=== SHORT TASK ===
Copy out all of the data below with no alterations.

Saved entries
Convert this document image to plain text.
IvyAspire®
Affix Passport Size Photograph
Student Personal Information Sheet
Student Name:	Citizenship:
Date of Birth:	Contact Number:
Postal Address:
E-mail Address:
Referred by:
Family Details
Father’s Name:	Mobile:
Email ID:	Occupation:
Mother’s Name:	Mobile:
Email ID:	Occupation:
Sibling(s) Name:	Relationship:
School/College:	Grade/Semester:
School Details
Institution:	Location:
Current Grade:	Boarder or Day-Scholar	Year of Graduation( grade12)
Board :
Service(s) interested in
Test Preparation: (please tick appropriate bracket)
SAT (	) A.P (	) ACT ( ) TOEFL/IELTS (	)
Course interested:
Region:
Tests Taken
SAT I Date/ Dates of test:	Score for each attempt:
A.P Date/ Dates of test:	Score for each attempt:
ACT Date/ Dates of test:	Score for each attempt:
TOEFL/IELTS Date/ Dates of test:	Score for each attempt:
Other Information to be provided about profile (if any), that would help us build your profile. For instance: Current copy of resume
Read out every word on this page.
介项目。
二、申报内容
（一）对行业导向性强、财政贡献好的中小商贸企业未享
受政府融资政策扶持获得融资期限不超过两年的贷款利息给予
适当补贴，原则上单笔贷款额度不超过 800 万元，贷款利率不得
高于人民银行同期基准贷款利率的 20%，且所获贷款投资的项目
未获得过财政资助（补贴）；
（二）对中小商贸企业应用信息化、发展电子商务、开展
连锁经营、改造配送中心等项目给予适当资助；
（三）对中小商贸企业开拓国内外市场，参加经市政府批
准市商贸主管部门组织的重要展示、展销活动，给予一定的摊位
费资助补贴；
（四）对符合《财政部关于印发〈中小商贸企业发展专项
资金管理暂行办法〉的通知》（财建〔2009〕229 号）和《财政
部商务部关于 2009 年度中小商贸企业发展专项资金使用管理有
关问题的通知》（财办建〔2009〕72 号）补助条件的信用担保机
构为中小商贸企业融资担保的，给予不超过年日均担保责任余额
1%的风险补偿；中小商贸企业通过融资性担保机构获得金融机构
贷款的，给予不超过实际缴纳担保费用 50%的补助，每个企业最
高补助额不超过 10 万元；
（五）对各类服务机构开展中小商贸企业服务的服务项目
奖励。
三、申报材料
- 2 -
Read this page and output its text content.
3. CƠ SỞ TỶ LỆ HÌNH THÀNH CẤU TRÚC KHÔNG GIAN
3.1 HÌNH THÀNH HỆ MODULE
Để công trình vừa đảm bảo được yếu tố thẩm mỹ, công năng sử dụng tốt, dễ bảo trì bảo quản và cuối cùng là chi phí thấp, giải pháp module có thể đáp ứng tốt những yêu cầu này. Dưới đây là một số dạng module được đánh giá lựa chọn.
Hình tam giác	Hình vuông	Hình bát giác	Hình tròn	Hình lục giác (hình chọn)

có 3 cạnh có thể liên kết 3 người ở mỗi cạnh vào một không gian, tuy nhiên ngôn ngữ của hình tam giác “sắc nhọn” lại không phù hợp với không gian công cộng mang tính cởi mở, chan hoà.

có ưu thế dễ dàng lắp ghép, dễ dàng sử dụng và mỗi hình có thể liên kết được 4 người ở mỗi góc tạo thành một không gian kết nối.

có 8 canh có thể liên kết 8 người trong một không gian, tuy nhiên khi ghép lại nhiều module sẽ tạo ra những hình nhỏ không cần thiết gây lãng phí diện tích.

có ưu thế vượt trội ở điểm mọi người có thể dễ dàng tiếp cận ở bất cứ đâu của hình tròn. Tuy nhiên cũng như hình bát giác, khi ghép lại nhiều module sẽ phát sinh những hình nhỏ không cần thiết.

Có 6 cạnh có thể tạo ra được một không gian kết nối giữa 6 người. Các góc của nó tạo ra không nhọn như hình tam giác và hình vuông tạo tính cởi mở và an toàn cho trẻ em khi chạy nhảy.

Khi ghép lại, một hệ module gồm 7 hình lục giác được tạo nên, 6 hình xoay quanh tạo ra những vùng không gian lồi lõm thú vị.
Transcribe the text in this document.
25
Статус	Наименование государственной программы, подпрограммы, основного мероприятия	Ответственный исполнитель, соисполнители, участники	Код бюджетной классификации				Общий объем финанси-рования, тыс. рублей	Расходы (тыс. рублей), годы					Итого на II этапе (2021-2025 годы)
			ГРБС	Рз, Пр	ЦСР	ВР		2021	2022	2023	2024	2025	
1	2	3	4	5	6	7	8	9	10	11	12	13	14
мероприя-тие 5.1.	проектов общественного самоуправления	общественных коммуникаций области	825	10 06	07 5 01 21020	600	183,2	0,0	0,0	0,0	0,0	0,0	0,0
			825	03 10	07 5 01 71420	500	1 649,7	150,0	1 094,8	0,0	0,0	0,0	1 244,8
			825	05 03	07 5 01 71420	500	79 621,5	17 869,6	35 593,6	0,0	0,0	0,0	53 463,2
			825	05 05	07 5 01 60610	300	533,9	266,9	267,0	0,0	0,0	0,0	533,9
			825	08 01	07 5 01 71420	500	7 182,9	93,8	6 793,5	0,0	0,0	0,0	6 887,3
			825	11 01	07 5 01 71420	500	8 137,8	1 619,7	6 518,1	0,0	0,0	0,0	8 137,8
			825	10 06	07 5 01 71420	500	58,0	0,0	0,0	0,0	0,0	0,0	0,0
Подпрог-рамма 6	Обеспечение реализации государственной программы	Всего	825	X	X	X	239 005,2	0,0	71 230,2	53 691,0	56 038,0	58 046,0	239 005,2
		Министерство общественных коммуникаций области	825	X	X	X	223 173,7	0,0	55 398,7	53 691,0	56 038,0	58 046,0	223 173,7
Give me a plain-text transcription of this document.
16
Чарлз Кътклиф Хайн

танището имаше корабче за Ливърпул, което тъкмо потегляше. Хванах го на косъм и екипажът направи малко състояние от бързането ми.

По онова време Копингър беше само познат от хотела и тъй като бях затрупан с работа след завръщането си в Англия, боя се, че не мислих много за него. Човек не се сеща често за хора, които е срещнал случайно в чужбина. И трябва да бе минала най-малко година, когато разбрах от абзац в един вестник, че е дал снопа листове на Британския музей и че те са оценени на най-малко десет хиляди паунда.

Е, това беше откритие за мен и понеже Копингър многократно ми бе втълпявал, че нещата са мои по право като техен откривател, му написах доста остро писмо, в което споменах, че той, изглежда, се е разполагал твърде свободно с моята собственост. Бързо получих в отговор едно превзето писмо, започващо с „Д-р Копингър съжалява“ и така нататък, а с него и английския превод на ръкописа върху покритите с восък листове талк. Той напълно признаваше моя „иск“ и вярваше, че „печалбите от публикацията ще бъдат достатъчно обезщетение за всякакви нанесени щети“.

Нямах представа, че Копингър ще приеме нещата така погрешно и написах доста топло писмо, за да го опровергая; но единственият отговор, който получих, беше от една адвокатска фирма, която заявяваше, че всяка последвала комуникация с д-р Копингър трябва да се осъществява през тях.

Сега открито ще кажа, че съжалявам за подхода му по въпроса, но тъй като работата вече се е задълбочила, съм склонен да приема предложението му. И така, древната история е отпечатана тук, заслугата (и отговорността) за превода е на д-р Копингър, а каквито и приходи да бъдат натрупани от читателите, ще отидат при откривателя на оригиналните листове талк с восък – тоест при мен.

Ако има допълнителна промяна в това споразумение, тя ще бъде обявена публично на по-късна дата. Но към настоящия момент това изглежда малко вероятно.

=== EXERCISE OUTPUT ===
Convert this document image to plain text.
IvyAspire®
Affix Passport Size Photograph
Student Personal Information Sheet
Student Name:	Citizenship:
Date of Birth:	Contact Number:
Postal Address:
E-mail Address:
Referred by:
Family Details
Father’s Name:	Mobile:
Email ID:	Occupation:
Mother’s Name:	Mobile:
Email ID:	Occupation:
Sibling(s) Name:	Relationship:
School/College:	Grade/Semester:
School Details
Institution:	Location:
Current Grade:	Boarder or Day-Scholar	Year of Graduation( grade12)
Board :
Service(s) interested in
Test Preparation: (please tick appropriate bracket)
SAT (	) A.P (	) ACT ( ) TOEFL/IELTS (	)
Course interested:
Region:
Tests Taken
SAT I Date/ Dates of test:	Score for each attempt:
A.P Date/ Dates of test:	Score for each attempt:
ACT Date/ Dates of test:	Score for each attempt:
TOEFL/IELTS Date/ Dates of test:	Score for each attempt:
Other Information to be provided about profile (if any), that would help us build your profile. For instance: Current copy of resume
Read out every word on this page.
介项目。
二、申报内容
（一）对行业导向性强、财政贡献好的中小商贸企业未享
受政府融资政策扶持获得融资期限不超过两年的贷款利息给予
适当补贴，原则上单笔贷款额度不超过 800 万元，贷款利率不得
高于人民银行同期基准贷款利率的 20%，且所获贷款投资的项目
未获得过财政资助（补贴）；
（二）对中小商贸企业应用信息化、发展电子商务、开展
连锁经营、改造配送中心等项目给予适当资助；
（三）对中小商贸企业开拓国内外市场，参加经市政府批
准市商贸主管部门组织的重要展示、展销活动，给予一定的摊位
费资助补贴；
（四）对符合《财政部关于印发〈中小商贸企业发展专项
资金管理暂行办法〉的通知》（财建〔2009〕229 号）和《财政
部商务部关于 2009 年度中小商贸企业发展专项资金使用管理有
关问题的通知》（财办建〔2009〕72 号）补助条件的信用担保机
构为中小商贸企业融资担保的，给予不超过年日均担保责任余额
1%的风险补偿；中小商贸企业通过融资性担保机构获得金融机构
贷款的，给予不超过实际缴纳担保费用 50%的补助，每个企业最
高补助额不超过 10 万元；
（五）对各类服务机构开展中小商贸企业服务的服务项目
奖励。
三、申报材料
- 2 -
Read this page and output its text content.
3. CƠ SỞ TỶ LỆ HÌNH THÀNH CẤU TRÚC KHÔNG GIAN
3.1 HÌNH THÀNH HỆ MODULE
Để công trình vừa đảm bảo được yếu tố thẩm mỹ, công năng sử dụng tốt, dễ bảo trì bảo quản và cuối cùng là chi phí thấp, giải pháp module có thể đáp ứng tốt những yêu cầu này. Dưới đây là một số dạng module được đánh giá lựa chọn.
Hình tam giác	Hình vuông	Hình bát giác	Hình tròn	Hình lục giác (hình chọn)

có 3 cạnh có thể liên kết 3 người ở mỗi cạnh vào một không gian, tuy nhiên ngôn ngữ của hình tam giác “sắc nhọn” lại không phù hợp với không gian công cộng mang tính cởi mở, chan hoà.

có ưu thế dễ dàng lắp ghép, dễ dàng sử dụng và mỗi hình có thể liên kết được 4 người ở mỗi góc tạo thành một không gian kết nối.

có 8 canh có thể liên kết 8 người trong một không gian, tuy nhiên khi ghép lại nhiều module sẽ tạo ra những hình nhỏ không cần thiết gây lãng phí diện tích.

có ưu thế vượt trội ở điểm mọi người có thể dễ dàng tiếp cận ở bất cứ đâu của hình tròn. Tuy nhiên cũng như hình bát giác, khi ghép lại nhiều module sẽ phát sinh những hình nhỏ không cần thiết.

Có 6 cạnh có thể tạo ra được một không gian kết nối giữa 6 người. Các góc của nó tạo ra không nhọn như hình tam giác và hình vuông tạo tính cởi mở và an toàn cho trẻ em khi chạy nhảy.

Khi ghép lại, một hệ module gồm 7 hình lục giác được tạo nên, 6 hình xoay quanh tạo ra những vùng không gian lồi lõm thú vị.
Transcribe the text in this document.
25
Статус	Наименование государственной программы, подпрограммы, основного мероприятия	Ответственный исполнитель, соисполнители, участники	Код бюджетной классификации				Общий объем финанси-рования, тыс. рублей	Расходы (тыс. рублей), годы					Итого на II этапе (2021-2025 годы)
			ГРБС	Рз, Пр	ЦСР	ВР		2021	2022	2023	2024	2025	
1	2	3	4	5	6	7	8	9	10	11	12	13	14
мероприя-тие 5.1.	проектов общественного самоуправления	общественных коммуникаций области	825	10 06	07 5 01 21020	600	183,2	0,0	0,0	0,0	0,0	0,0	0,0
			825	03 10	07 5 01 71420	500	1 649,7	150,0	1 094,8	0,0	0,0	0,0	1 244,8
			825	05 03	07 5 01 71420	500	79 621,5	17 869,6	35 593,6	0,0	0,0	0,0	53 463,2
			825	05 05	07 5 01 60610	300	533,9	266,9	267,0	0,0	0,0	0,0	533,9
			825	08 01	07 5 01 71420	500	7 182,9	93,8	6 793,5	0,0	0,0	0,0	6 887,3
			825	11 01	07 5 01 71420	500	8 137,8	1 619,7	6 518,1	0,0	0,0	0,0	8 137,8
			825	10 06	07 5 01 71420	500	58,0	0,0	0,0	0,0	0,0	0,0	0,0
Подпрог-рамма 6	Обеспечение реализации государственной программы	Всего	825	X	X	X	239 005,2	0,0	71 230,2	53 691,0	56 038,0	58 046,0	239 005,2
		Министерство общественных коммуникаций области	825	X	X	X	223 173,7	0,0	55 398,7	53 691,0	56 038,0	58 046,0	223 173,7
Give me a plain-text transcription of this document.
16
Чарлз Кътклиф Хайн

танището имаше корабче за Ливърпул, което тъкмо потегляше. Хванах го на косъм и екипажът направи малко състояние от бързането ми.

По онова време Копингър беше само познат от хотела и тъй като бях затрупан с работа след завръщането си в Англия, боя се, че не мислих много за него. Човек не се сеща често за хора, които е срещнал случайно в чужбина. И трябва да бе минала най-малко година, когато разбрах от абзац в един вестник, че е дал снопа листове на Британския музей и че те са оценени на най-малко десет хиляди паунда.

Е, това беше откритие за мен и понеже Копингър многократно ми бе втълпявал, че нещата са мои по право като техен откривател, му написах доста остро писмо, в което споменах, че той, изглежда, се е разполагал твърде свободно с моята собственост. Бързо получих в отговор едно превзето писмо, започващо с „Д-р Копингър съжалява“ и така нататък, а с него и английския превод на ръкописа върху покритите с восък листове талк. Той напълно признаваше моя „иск“ и вярваше, че „печалбите от публикацията ще бъдат достатъчно обезщетение за всякакви нанесени щети“.

Нямах представа, че Копингър ще приеме нещата така погрешно и написах доста топло писмо, за да го опровергая; но единственият отговор, който получих, беше от една адвокатска фирма, която заявяваше, че всяка последвала комуникация с д-р Копингър трябва да се осъществява през тях.

Сега открито ще кажа, че съжалявам за подхода му по въпроса, но тъй като работата вече се е задълбочила, съм склонен да приема предложението му. И така, древната история е отпечатана тук, заслугата (и отговорността) за превода е на д-р Копингър, а каквито и приходи да бъдат натрупани от читателите, ще отидат при откривателя на оригиналните листове талк с восък – тоест при мен.

Ако има допълнителна промяна в това споразумение, тя ще бъде обявена публично на по-късна дата. Но към настоящия момент това изглежда малко вероятно.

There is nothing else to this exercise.